# start of RECORDS TO PROCESS
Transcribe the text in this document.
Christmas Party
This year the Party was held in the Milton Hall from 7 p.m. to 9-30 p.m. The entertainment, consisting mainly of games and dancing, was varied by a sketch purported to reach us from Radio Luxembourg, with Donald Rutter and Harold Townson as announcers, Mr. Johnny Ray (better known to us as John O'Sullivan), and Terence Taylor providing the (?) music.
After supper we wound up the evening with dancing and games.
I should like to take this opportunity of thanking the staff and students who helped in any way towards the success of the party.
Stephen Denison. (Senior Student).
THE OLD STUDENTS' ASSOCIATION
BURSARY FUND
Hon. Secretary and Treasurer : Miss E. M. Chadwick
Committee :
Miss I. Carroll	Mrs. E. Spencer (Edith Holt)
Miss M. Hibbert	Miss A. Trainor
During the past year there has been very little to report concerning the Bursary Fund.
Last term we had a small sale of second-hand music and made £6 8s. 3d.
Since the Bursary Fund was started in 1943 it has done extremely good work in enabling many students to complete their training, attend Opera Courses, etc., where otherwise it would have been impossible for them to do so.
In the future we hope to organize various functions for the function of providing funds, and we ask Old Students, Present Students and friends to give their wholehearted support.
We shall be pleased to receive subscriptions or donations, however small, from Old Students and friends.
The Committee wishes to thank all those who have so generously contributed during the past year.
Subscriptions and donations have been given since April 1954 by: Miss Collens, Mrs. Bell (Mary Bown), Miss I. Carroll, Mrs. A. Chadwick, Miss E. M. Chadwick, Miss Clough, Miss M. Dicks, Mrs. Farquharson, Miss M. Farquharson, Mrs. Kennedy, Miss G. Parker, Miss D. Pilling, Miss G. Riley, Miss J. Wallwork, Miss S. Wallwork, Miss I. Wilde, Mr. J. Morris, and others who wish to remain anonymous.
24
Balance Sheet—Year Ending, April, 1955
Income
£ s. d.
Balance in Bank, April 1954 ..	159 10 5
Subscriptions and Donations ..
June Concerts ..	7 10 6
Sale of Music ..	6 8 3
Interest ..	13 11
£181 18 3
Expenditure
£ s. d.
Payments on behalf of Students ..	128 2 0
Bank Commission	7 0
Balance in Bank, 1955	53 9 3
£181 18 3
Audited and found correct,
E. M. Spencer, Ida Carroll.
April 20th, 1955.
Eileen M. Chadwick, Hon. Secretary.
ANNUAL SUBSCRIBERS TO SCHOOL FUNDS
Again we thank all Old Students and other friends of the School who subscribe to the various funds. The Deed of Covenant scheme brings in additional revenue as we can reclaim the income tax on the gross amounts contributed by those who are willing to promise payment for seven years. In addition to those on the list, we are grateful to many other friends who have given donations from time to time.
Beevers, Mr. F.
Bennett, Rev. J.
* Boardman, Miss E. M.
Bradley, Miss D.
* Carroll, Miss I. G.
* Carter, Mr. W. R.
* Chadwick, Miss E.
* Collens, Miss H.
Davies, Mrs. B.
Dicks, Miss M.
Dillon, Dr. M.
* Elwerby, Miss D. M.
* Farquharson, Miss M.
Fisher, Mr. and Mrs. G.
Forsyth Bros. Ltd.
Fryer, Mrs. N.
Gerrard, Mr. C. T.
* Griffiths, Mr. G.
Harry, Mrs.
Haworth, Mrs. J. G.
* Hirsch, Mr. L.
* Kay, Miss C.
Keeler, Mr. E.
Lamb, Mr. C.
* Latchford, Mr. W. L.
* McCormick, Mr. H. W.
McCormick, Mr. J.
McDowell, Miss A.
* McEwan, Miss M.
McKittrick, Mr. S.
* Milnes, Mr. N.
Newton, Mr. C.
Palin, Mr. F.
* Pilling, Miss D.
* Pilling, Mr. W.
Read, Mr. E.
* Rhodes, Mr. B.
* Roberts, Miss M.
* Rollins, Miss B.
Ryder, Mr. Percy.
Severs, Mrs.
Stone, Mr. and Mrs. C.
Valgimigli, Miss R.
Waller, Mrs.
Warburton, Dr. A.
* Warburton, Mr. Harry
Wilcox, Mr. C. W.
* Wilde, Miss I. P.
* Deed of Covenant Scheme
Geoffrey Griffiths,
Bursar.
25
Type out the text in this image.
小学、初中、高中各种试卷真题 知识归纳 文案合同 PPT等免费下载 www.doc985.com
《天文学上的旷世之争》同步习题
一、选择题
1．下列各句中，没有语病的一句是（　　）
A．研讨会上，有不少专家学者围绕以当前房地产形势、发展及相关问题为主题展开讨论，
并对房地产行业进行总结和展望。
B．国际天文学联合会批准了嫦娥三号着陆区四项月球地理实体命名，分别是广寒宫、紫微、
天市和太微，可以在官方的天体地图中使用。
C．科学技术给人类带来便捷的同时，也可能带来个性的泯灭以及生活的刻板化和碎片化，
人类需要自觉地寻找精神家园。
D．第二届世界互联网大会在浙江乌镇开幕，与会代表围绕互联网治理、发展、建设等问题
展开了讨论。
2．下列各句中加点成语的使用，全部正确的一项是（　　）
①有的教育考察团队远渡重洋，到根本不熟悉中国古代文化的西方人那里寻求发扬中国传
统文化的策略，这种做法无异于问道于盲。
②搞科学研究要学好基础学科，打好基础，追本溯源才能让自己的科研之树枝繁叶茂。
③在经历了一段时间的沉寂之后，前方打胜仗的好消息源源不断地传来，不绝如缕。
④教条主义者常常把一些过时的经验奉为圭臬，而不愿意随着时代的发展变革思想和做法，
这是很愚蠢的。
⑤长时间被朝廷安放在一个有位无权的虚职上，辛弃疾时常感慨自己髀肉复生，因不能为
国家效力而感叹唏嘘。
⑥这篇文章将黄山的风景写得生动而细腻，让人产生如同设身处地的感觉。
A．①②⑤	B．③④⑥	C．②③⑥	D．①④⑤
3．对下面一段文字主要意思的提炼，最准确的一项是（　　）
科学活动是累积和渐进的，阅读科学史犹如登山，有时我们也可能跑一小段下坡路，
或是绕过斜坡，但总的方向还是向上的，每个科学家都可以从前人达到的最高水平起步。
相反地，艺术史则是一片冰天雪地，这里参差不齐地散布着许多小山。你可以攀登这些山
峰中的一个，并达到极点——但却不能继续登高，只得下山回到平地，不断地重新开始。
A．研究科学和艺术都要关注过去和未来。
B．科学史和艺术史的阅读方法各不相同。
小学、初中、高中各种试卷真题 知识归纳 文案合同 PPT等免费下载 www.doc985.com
# end of RECORDS TO PROCESS
REQUIRED TASK
Using the listing above, reproduce each line without omission.

ANSWER TO THE EXERCISE
Transcribe the text in this document.
Christmas Party
This year the Party was held in the Milton Hall from 7 p.m. to 9-30 p.m. The entertainment, consisting mainly of games and dancing, was varied by a sketch purported to reach us from Radio Luxembourg, with Donald Rutter and Harold Townson as announcers, Mr. Johnny Ray (better known to us as John O'Sullivan), and Terence Taylor providing the (?) music.
After supper we wound up the evening with dancing and games.
I should like to take this opportunity of thanking the staff and students who helped in any way towards the success of the party.
Stephen Denison. (Senior Student).
THE OLD STUDENTS' ASSOCIATION
BURSARY FUND
Hon. Secretary and Treasurer : Miss E. M. Chadwick
Committee :
Miss I. Carroll	Mrs. E. Spencer (Edith Holt)
Miss M. Hibbert	Miss A. Trainor
During the past year there has been very little to report concerning the Bursary Fund.
Last term we had a small sale of second-hand music and made £6 8s. 3d.
Since the Bursary Fund was started in 1943 it has done extremely good work in enabling many students to complete their training, attend Opera Courses, etc., where otherwise it would have been impossible for them to do so.
In the future we hope to organize various functions for the function of providing funds, and we ask Old Students, Present Students and friends to give their wholehearted support.
We shall be pleased to receive subscriptions or donations, however small, from Old Students and friends.
The Committee wishes to thank all those who have so generously contributed during the past year.
Subscriptions and donations have been given since April 1954 by: Miss Collens, Mrs. Bell (Mary Bown), Miss I. Carroll, Mrs. A. Chadwick, Miss E. M. Chadwick, Miss Clough, Miss M. Dicks, Mrs. Farquharson, Miss M. Farquharson, Mrs. Kennedy, Miss G. Parker, Miss D. Pilling, Miss G. Riley, Miss J. Wallwork, Miss S. Wallwork, Miss I. Wilde, Mr. J. Morris, and others who wish to remain anonymous.
24
Balance Sheet—Year Ending, April, 1955
Income
£ s. d.
Balance in Bank, April 1954 ..	159 10 5
Subscriptions and Donations ..
June Concerts ..	7 10 6
Sale of Music ..	6 8 3
Interest ..	13 11
£181 18 3
Expenditure
£ s. d.
Payments on behalf of Students ..	128 2 0
Bank Commission	7 0
Balance in Bank, 1955	53 9 3
£181 18 3
Audited and found correct,
E. M. Spencer, Ida Carroll.
April 20th, 1955.
Eileen M. Chadwick, Hon. Secretary.
ANNUAL SUBSCRIBERS TO SCHOOL FUNDS
Again we thank all Old Students and other friends of the School who subscribe to the various funds. The Deed of Covenant scheme brings in additional revenue as we can reclaim the income tax on the gross amounts contributed by those who are willing to promise payment for seven years. In addition to those on the list, we are grateful to many other friends who have given donations from time to time.
Beevers, Mr. F.
Bennett, Rev. J.
* Boardman, Miss E. M.
Bradley, Miss D.
* Carroll, Miss I. G.
* Carter, Mr. W. R.
* Chadwick, Miss E.
* Collens, Miss H.
Davies, Mrs. B.
Dicks, Miss M.
Dillon, Dr. M.
* Elwerby, Miss D. M.
* Farquharson, Miss M.
Fisher, Mr. and Mrs. G.
Forsyth Bros. Ltd.
Fryer, Mrs. N.
Gerrard, Mr. C. T.
* Griffiths, Mr. G.
Harry, Mrs.
Haworth, Mrs. J. G.
* Hirsch, Mr. L.
* Kay, Miss C.
Keeler, Mr. E.
Lamb, Mr. C.
* Latchford, Mr. W. L.
* McCormick, Mr. H. W.
McCormick, Mr. J.
McDowell, Miss A.
* McEwan, Miss M.
McKittrick, Mr. S.
* Milnes, Mr. N.
Newton, Mr. C.
Palin, Mr. F.
* Pilling, Miss D.
* Pilling, Mr. W.
Read, Mr. E.
* Rhodes, Mr. B.
* Roberts, Miss M.
* Rollins, Miss B.
Ryder, Mr. Percy.
Severs, Mrs.
Stone, Mr. and Mrs. C.
Valgimigli, Miss R.
Waller, Mrs.
Warburton, Dr. A.
* Warburton, Mr. Harry
Wilcox, Mr. C. W.
* Wilde, Miss I. P.
* Deed of Covenant Scheme
Geoffrey Griffiths,
Bursar.
25
Type out the text in this image.
小学、初中、高中各种试卷真题 知识归纳 文案合同 PPT等免费下载 www.doc985.com
《天文学上的旷世之争》同步习题
一、选择题
1．下列各句中，没有语病的一句是（　　）
A．研讨会上，有不少专家学者围绕以当前房地产形势、发展及相关问题为主题展开讨论，
并对房地产行业进行总结和展望。
B．国际天文学联合会批准了嫦娥三号着陆区四项月球地理实体命名，分别是广寒宫、紫微、
天市和太微，可以在官方的天体地图中使用。
C．科学技术给人类带来便捷的同时，也可能带来个性的泯灭以及生活的刻板化和碎片化，
人类需要自觉地寻找精神家园。
D．第二届世界互联网大会在浙江乌镇开幕，与会代表围绕互联网治理、发展、建设等问题
展开了讨论。
2．下列各句中加点成语的使用，全部正确的一项是（　　）
①有的教育考察团队远渡重洋，到根本不熟悉中国古代文化的西方人那里寻求发扬中国传
统文化的策略，这种做法无异于问道于盲。
②搞科学研究要学好基础学科，打好基础，追本溯源才能让自己的科研之树枝繁叶茂。
③在经历了一段时间的沉寂之后，前方打胜仗的好消息源源不断地传来，不绝如缕。
④教条主义者常常把一些过时的经验奉为圭臬，而不愿意随着时代的发展变革思想和做法，
这是很愚蠢的。
⑤长时间被朝廷安放在一个有位无权的虚职上，辛弃疾时常感慨自己髀肉复生，因不能为
国家效力而感叹唏嘘。
⑥这篇文章将黄山的风景写得生动而细腻，让人产生如同设身处地的感觉。
A．①②⑤	B．③④⑥	C．②③⑥	D．①④⑤
3．对下面一段文字主要意思的提炼，最准确的一项是（　　）
科学活动是累积和渐进的，阅读科学史犹如登山，有时我们也可能跑一小段下坡路，
或是绕过斜坡，但总的方向还是向上的，每个科学家都可以从前人达到的最高水平起步。
相反地，艺术史则是一片冰天雪地，这里参差不齐地散布着许多小山。你可以攀登这些山
峰中的一个，并达到极点——但却不能继续登高，只得下山回到平地，不断地重新开始。
A．研究科学和艺术都要关注过去和未来。
B．科学史和艺术史的阅读方法各不相同。
小学、初中、高中各种试卷真题 知识归纳 文案合同 PPT等免费下载 www.doc985.com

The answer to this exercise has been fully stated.